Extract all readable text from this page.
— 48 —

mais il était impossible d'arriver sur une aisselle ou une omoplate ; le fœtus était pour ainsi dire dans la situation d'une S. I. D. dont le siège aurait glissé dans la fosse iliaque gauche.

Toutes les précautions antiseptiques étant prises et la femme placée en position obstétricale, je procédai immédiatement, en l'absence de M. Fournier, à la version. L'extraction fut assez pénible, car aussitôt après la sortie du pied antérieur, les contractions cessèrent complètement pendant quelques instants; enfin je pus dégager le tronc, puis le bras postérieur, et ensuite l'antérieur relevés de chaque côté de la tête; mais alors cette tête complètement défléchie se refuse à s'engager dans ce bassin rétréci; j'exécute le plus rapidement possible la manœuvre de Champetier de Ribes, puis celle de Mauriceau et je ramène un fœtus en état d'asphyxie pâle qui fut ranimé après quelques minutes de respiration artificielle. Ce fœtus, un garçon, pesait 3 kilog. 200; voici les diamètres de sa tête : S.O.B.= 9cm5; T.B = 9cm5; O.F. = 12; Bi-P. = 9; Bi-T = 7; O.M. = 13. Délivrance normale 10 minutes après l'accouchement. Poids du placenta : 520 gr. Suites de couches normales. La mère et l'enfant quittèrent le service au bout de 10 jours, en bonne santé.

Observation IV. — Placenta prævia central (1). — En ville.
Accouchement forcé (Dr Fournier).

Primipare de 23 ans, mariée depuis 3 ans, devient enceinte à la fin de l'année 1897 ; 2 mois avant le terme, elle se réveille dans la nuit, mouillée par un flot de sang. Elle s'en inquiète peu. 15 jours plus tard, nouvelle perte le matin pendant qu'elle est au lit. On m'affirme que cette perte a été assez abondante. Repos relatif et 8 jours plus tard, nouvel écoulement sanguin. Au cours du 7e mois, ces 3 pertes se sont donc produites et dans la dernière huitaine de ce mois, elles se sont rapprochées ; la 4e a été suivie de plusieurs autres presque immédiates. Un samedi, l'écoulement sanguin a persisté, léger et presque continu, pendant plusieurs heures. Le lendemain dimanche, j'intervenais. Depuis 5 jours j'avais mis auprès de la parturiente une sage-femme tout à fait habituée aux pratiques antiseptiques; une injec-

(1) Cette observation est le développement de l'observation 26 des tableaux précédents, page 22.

---*---

Every line of the listing that holds "plus" is to be counted; give only the resulting number.

→ **Exercise response**
2